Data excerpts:
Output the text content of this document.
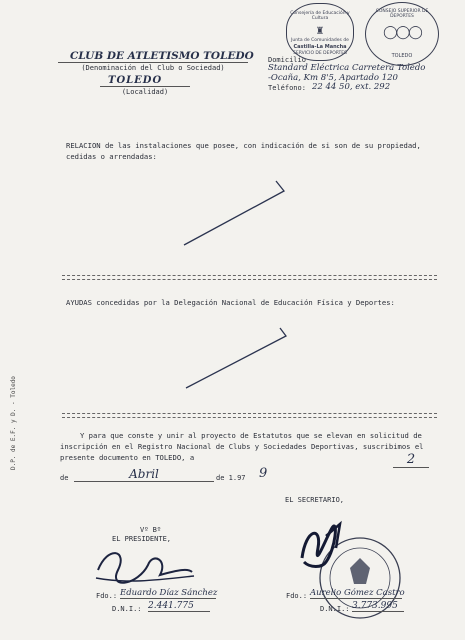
CLUB DE ATLETISMO TOLEDO
(Denominación del Club o Sociedad)
TOLEDO
(Localidad)
Domicilio
Standard Eléctrica Carretera Toledo
-Ocaña, Km 8'5, Apartado 120
Teléfono: 22 44 50, ext. 292
Consejería de Educación y Cultura
♜
Junta de Comunidades de
Castilla-La Mancha
SERVICIO DE DEPORTES
CONSEJO SUPERIOR DE DEPORTES
◯◯◯
TOLEDO
RELACION de las instalaciones que posee, con indicación de si son de su propiedad, cedidas o arrendadas:
AYUDAS concedidas por la Delegación Nacional de Educación Física y Deportes:
Y para que conste y unir al proyecto de Estatutos que se elevan en solicitud de inscripción en el Registro Nacional de Clubs y Sociedades Deportivas, suscribimos el presente documento en TOLEDO, a	2
de	Abril	de 1.97 9
EL SECRETARIO,
Vº Bº
EL PRESIDENTE,
Fdo.: Eduardo Díaz Sánchez
D.N.I.: 2.441.775
Fdo.: Aurelio Gómez Castro
D.N.I.: 3.773.995
D.P. de E.F. y D. - Toledo
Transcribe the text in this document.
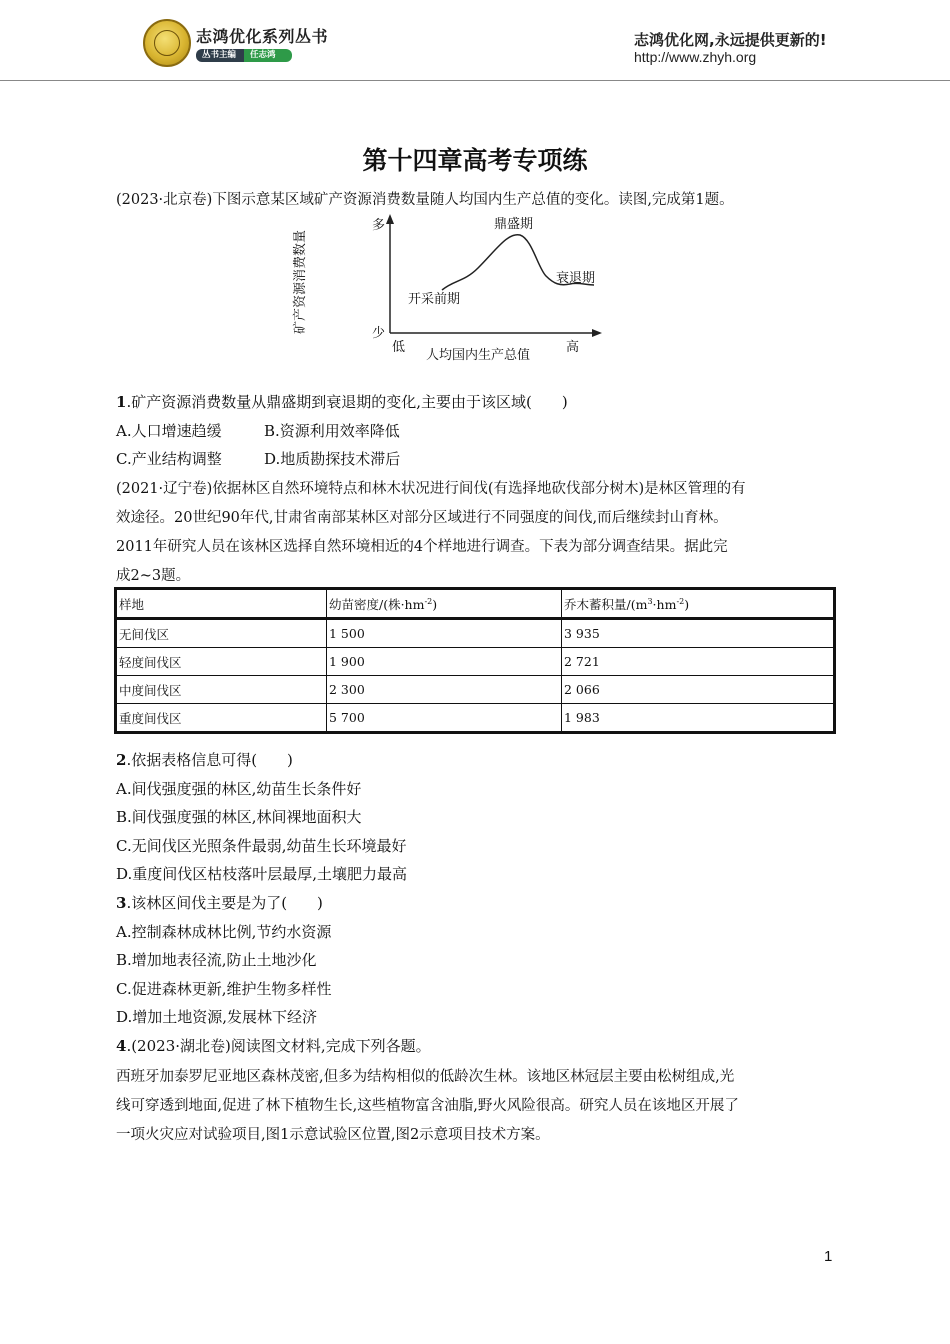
志鸿优化系列丛书
丛书主编	任志鸿
志鸿优化网,永远提供更新的!
http://www.zhyh.org
第十四章高考专项练
(2023·北京卷)下图示意某区域矿产资源消费数量随人均国内生产总值的变化。读图,完成第1题。
矿产资源消费数量
多
少
开采前期
鼎盛期
衰退期
低
人均国内生产总值
高
1.矿产资源消费数量从鼎盛期到衰退期的变化,主要由于该区域(　　)
A.人口增速趋缓	B.资源利用效率降低
C.产业结构调整	D.地质勘探技术滞后
(2021·辽宁卷)依据林区自然环境特点和林木状况进行间伐(有选择地砍伐部分树木)是林区管理的有
效途径。20世纪90年代,甘肃省南部某林区对部分区域进行不同强度的间伐,而后继续封山育林。
2011年研究人员在该林区选择自然环境相近的4个样地进行调查。下表为部分调查结果。据此完
成2~3题。
样地	幼苗密度/(株$\cdot hm^{-2}$)	乔木蓄积量$/(m^3\cdot hm^{-2})$
无间伐区	1 500	3 935
轻度间伐区	1 900	2 721
中度间伐区	2 300	2 066
重度间伐区	5 700	1 983
2.依据表格信息可得(　　)
A.间伐强度强的林区,幼苗生长条件好
B.间伐强度强的林区,林间裸地面积大
C.无间伐区光照条件最弱,幼苗生长环境最好
D.重度间伐区枯枝落叶层最厚,土壤肥力最高
3.该林区间伐主要是为了(　　)
A.控制森林成林比例,节约水资源
B.增加地表径流,防止土地沙化
C.促进森林更新,维护生物多样性
D.增加土地资源,发展林下经济
4.(2023·湖北卷)阅读图文材料,完成下列各题。
西班牙加泰罗尼亚地区森林茂密,但多为结构相似的低龄次生林。该地区林冠层主要由松树组成,光
线可穿透到地面,促进了林下植物生长,这些植物富含油脂,野火风险很高。研究人员在该地区开展了
一项火灾应对试验项目,图1示意试验区位置,图2示意项目技术方案。
1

• _EXERCISE GOAL_
Copy every line of the listing that includes the string "text".

• _RESULT OF THIS TASK_
Output the text content of this document.
Transcribe the text in this document.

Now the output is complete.